Write out every single entry exactly.

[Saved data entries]

-- START --

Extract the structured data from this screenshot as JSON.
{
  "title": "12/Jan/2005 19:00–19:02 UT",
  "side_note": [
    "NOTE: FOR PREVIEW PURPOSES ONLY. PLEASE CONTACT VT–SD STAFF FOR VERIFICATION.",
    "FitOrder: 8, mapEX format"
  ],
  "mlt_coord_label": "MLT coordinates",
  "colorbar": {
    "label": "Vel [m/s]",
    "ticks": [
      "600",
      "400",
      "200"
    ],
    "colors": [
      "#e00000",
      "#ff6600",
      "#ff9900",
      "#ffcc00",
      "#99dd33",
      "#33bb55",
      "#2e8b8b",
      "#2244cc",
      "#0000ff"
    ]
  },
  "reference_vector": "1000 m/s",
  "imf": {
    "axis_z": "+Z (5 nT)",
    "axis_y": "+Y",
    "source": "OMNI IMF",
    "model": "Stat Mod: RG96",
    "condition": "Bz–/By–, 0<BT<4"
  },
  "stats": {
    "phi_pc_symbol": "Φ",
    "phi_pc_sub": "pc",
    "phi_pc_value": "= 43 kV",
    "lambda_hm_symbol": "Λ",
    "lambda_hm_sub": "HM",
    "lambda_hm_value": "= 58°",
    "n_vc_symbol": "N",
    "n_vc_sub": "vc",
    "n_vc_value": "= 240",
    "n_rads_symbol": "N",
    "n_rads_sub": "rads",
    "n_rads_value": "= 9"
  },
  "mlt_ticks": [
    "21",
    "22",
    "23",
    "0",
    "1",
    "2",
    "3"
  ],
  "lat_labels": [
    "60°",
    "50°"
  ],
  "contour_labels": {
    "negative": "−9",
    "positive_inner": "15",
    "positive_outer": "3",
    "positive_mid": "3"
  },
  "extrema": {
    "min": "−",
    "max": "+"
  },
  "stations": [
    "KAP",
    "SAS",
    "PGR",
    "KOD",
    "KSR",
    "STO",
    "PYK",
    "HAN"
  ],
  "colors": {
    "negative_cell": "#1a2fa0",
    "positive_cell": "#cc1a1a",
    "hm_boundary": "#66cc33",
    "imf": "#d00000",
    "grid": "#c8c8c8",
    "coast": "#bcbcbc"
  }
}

-- END --

■ Result ■
Extract the structured data from this screenshot as JSON.
{
  "title": "12/Jan/2005 19:00–19:02 UT",
  "side_note": [
    "NOTE: FOR PREVIEW PURPOSES ONLY. PLEASE CONTACT VT–SD STAFF FOR VERIFICATION.",
    "FitOrder: 8, mapEX format"
  ],
  "mlt_coord_label": "MLT coordinates",
  "colorbar": {
    "label": "Vel [m/s]",
    "ticks": [
      "600",
      "400",
      "200"
    ],
    "colors": [
      "#e00000",
      "#ff6600",
      "#ff9900",
      "#ffcc00",
      "#99dd33",
      "#33bb55",
      "#2e8b8b",
      "#2244cc",
      "#0000ff"
    ]
  },
  "reference_vector": "1000 m/s",
  "imf": {
    "axis_z": "+Z (5 nT)",
    "axis_y": "+Y",
    "source": "OMNI IMF",
    "model": "Stat Mod: RG96",
    "condition": "Bz–/By–, 0<BT<4"
  },
  "stats": {
    "phi_pc_symbol": "Φ",
    "phi_pc_sub": "pc",
    "phi_pc_value": "= 43 kV",
    "lambda_hm_symbol": "Λ",
    "lambda_hm_sub": "HM",
    "lambda_hm_value": "= 58°",
    "n_vc_symbol": "N",
    "n_vc_sub": "vc",
    "n_vc_value": "= 240",
    "n_rads_symbol": "N",
    "n_rads_sub": "rads",
    "n_rads_value": "= 9"
  },
  "mlt_ticks": [
    "21",
    "22",
    "23",
    "0",
    "1",
    "2",
    "3"
  ],
  "lat_labels": [
    "60°",
    "50°"
  ],
  "contour_labels": {
    "negative": "−9",
    "positive_inner": "15",
    "positive_outer": "3",
    "positive_mid": "3"
  },
  "extrema": {
    "min": "−",
    "max": "+"
  },
  "stations": [
    "KAP",
    "SAS",
    "PGR",
    "KOD",
    "KSR",
    "STO",
    "PYK",
    "HAN"
  ],
  "colors": {
    "negative_cell": "#1a2fa0",
    "positive_cell": "#cc1a1a",
    "hm_boundary": "#66cc33",
    "imf": "#d00000",
    "grid": "#c8c8c8",
    "coast": "#bcbcbc"
  }
}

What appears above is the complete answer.